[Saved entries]
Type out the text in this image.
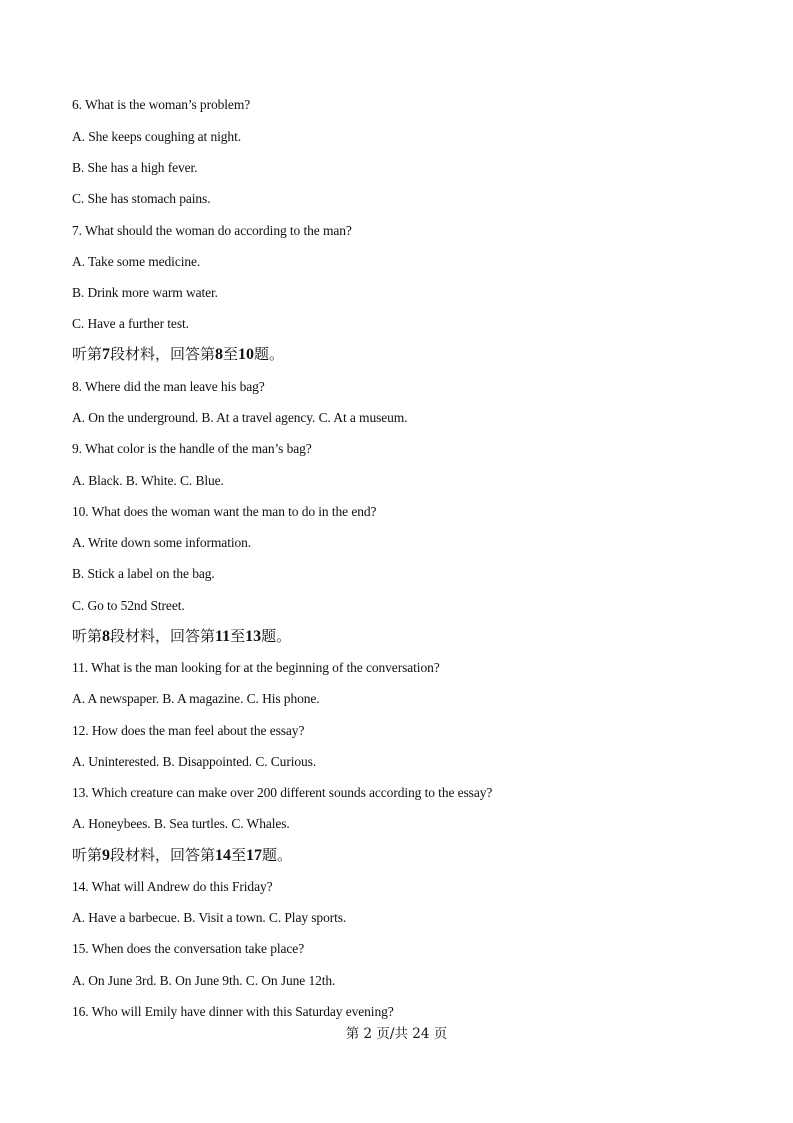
6. What is the woman’s problem?
A. She keeps coughing at night.
B. She has a high fever.
C. She has stomach pains.
7. What should the woman do according to the man?
A. Take some medicine.
B. Drink more warm water.
C. Have a further test.
听第7段材料，回答第8至10题。
8. Where did the man leave his bag?
A. On the underground. B. At a travel agency. C. At a museum.
9. What color is the handle of the man’s bag?
A. Black. B. White. C. Blue.
10. What does the woman want the man to do in the end?
A. Write down some information.
B. Stick a label on the bag.
C. Go to 52nd Street.
听第8段材料，回答第11至13题。
11. What is the man looking for at the beginning of the conversation?
A. A newspaper. B. A magazine. C. His phone.
12. How does the man feel about the essay?
A. Uninterested. B. Disappointed. C. Curious.
13. Which creature can make over 200 different sounds according to the essay?
A. Honeybees. B. Sea turtles. C. Whales.
听第9段材料，回答第14至17题。
14. What will Andrew do this Friday?
A. Have a barbecue. B. Visit a town. C. Play sports.
15. When does the conversation take place?
A. On June 3rd. B. On June 9th. C. On June 12th.
16. Who will Emily have dinner with this Saturday evening?
第 2 页/共 24 页
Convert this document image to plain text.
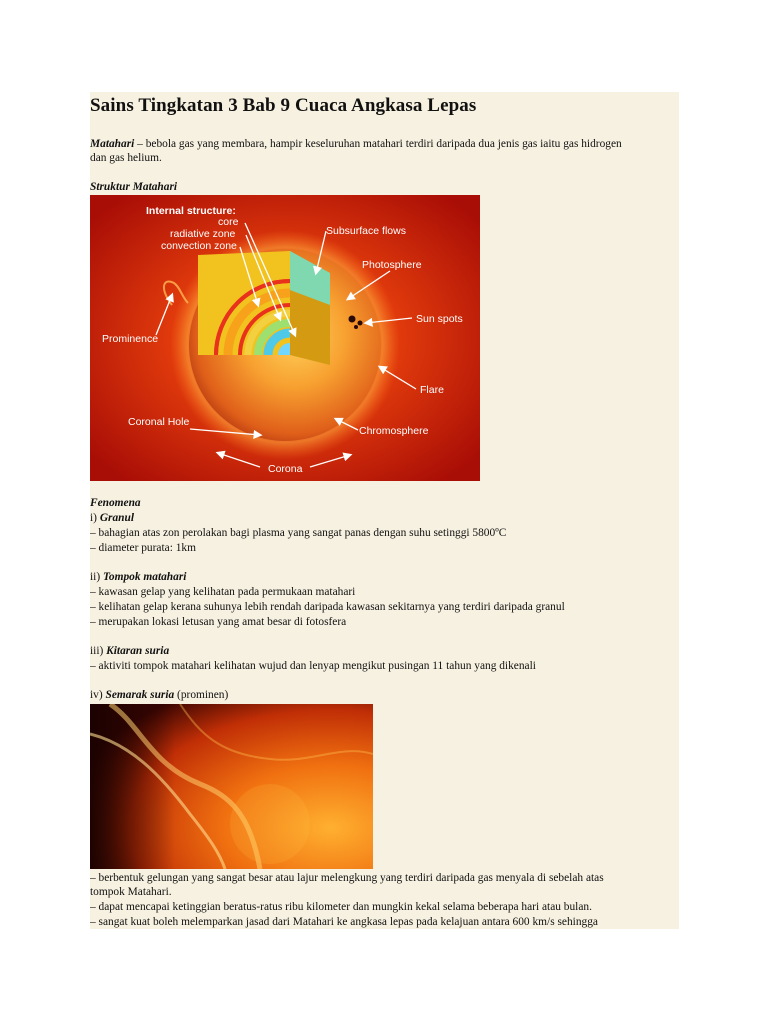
Sains Tingkatan 3 Bab 9 Cuaca Angkasa Lepas
Matahari – bebola gas yang membara, hampir keseluruhan matahari terdiri daripada dua jenis gas iaitu gas hidrogen
dan gas helium.
Struktur Matahari
Internal structure:
core
radiative zone
convection zone
Subsurface flows
Photosphere
Prominence
Sun spots
Flare
Coronal Hole
Chromosphere
Corona
Fenomena
i) Granul
– bahagian atas zon perolakan bagi plasma yang sangat panas dengan suhu setinggi 5800ºC
– diameter purata: 1km
ii) Tompok matahari
– kawasan gelap yang kelihatan pada permukaan matahari
– kelihatan gelap kerana suhunya lebih rendah daripada kawasan sekitarnya yang terdiri daripada granul
– merupakan lokasi letusan yang amat besar di fotosfera
iii) Kitaran suria
– aktiviti tompok matahari kelihatan wujud dan lenyap mengikut pusingan 11 tahun yang dikenali
iv) Semarak suria (prominen)
– berbentuk gelungan yang sangat besar atau lajur melengkung yang terdiri daripada gas menyala di sebelah atas
tompok Matahari.
– dapat mencapai ketinggian beratus-ratus ribu kilometer dan mungkin kekal selama beberapa hari atau bulan.
– sangat kuat boleh melemparkan jasad dari Matahari ke angkasa lepas pada kelajuan antara 600 km/s sehingga
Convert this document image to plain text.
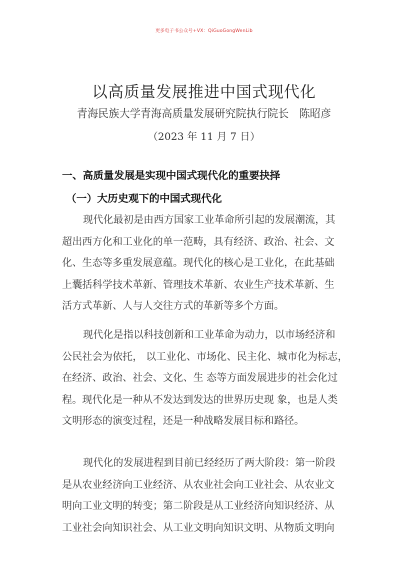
更多电子书公众号+VX：QiGuoGongWenLib
以高质量发展推进中国式现代化
青海民族大学青海高质量发展研究院执行院长　陈昭彦
（2023 年 11 月 7 日）
一、高质量发展是实现中国式现代化的重要抉择
（一）大历史观下的中国式现代化
现代化最初是由西方国家工业革命所引起的发展潮流，其
超出西方化和工业化的单一范畴，具有经济、政治、社会、文
化、生态等多重发展意蕴。现代化的核心是工业化，在此基础
上囊括科学技术革新、管理技术革新、农业生产技术革新、生
活方式革新、人与人交往方式的革新等多个方面。
现代化是指以科技创新和工业革命为动力，以市场经济和
公民社会为依托， 以工业化、市场化、民主化、城市化为标志，
在经济、政治、社会、文化、生 态等方面发展进步的社会化过
程。现代化是一种从不发达到发达的世界历史现 象，也是人类
文明形态的演变过程，还是一种战略发展目标和路径。
现代化的发展进程到目前已经经历了两大阶段：第一阶段
是从农业经济向工业经济、从农业社会向工业社会、从农业文
明向工业文明的转变；第二阶段是从工业经济向知识经济、从
工业社会向知识社会、从工业文明向知识文明、从物质文明向
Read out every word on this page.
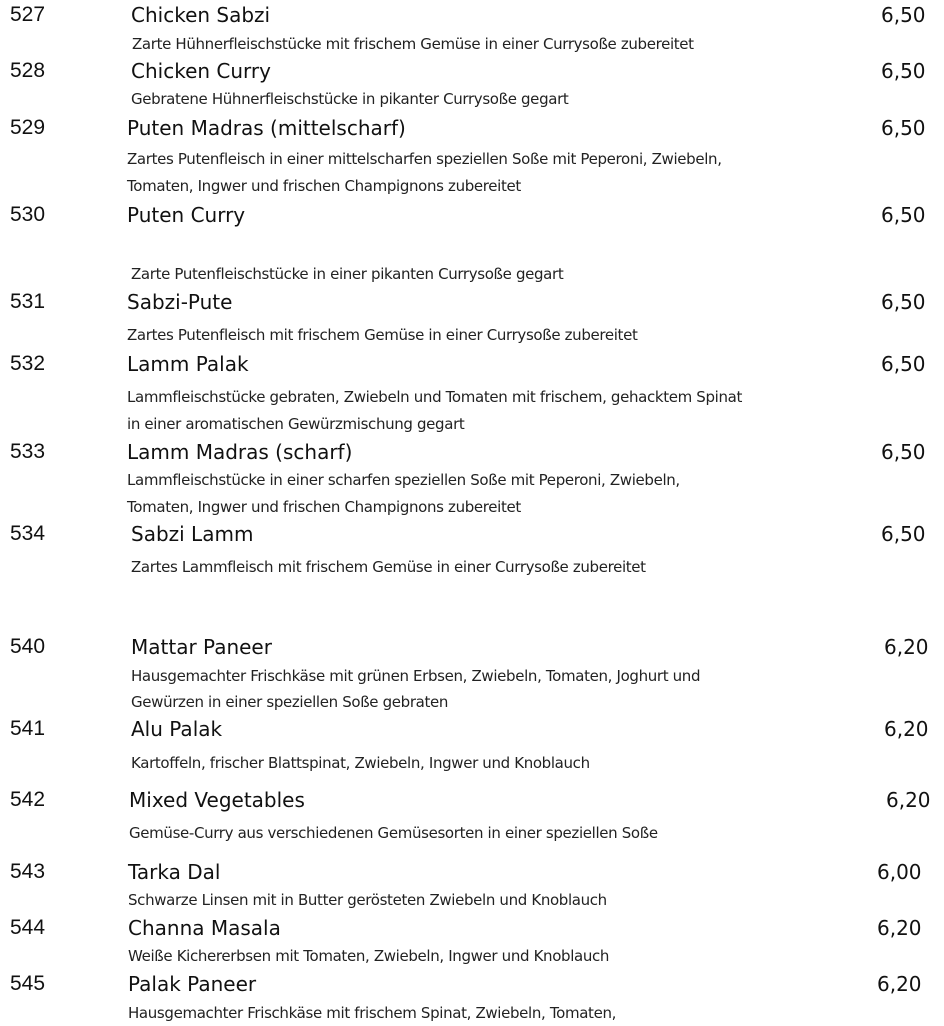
527	Chicken Sabzi	6,50
Zarte Hühnerfleischstücke mit frischem Gemüse in einer Currysoße zubereitet
528	Chicken Curry	6,50
Gebratene Hühnerfleischstücke in pikanter Currysoße gegart
529	Puten Madras (mittelscharf)	6,50
Zartes Putenfleisch in einer mittelscharfen speziellen Soße mit Peperoni, Zwiebeln,
Tomaten, Ingwer und frischen Champignons zubereitet
530	Puten Curry	6,50
Zarte Putenfleischstücke in einer pikanten Currysoße gegart
531	Sabzi-Pute	6,50
Zartes Putenfleisch mit frischem Gemüse in einer Currysoße zubereitet
532	Lamm Palak	6,50
Lammfleischstücke gebraten, Zwiebeln und Tomaten mit frischem, gehacktem Spinat
in einer aromatischen Gewürzmischung gegart
533	Lamm Madras (scharf)	6,50
Lammfleischstücke in einer scharfen speziellen Soße mit Peperoni, Zwiebeln,
Tomaten, Ingwer und frischen Champignons zubereitet
534	Sabzi Lamm	6,50
Zartes Lammfleisch mit frischem Gemüse in einer Currysoße zubereitet
540	Mattar Paneer	6,20
Hausgemachter Frischkäse mit grünen Erbsen, Zwiebeln, Tomaten, Joghurt und
Gewürzen in einer speziellen Soße gebraten
541	Alu Palak	6,20
Kartoffeln, frischer Blattspinat, Zwiebeln, Ingwer und Knoblauch
542	Mixed Vegetables	6,20
Gemüse-Curry aus verschiedenen Gemüsesorten in einer speziellen Soße
543	Tarka Dal	6,00
Schwarze Linsen mit in Butter gerösteten Zwiebeln und Knoblauch
544	Channa Masala	6,20
Weiße Kichererbsen mit Tomaten, Zwiebeln, Ingwer und Knoblauch
545	Palak Paneer	6,20
Hausgemachter Frischkäse mit frischem Spinat, Zwiebeln, Tomaten,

_What is needed_.
Collect each line containing the string "frischem".

_Answer for this exercise_.
Zarte Hühnerfleischstücke mit frischem Gemüse in einer Currysoße zubereitet
Zartes Putenfleisch mit frischem Gemüse in einer Currysoße zubereitet
Lammfleischstücke gebraten, Zwiebeln und Tomaten mit frischem, gehacktem Spinat
Zartes Lammfleisch mit frischem Gemüse in einer Currysoße zubereitet
Hausgemachter Frischkäse mit frischem Spinat, Zwiebeln, Tomaten,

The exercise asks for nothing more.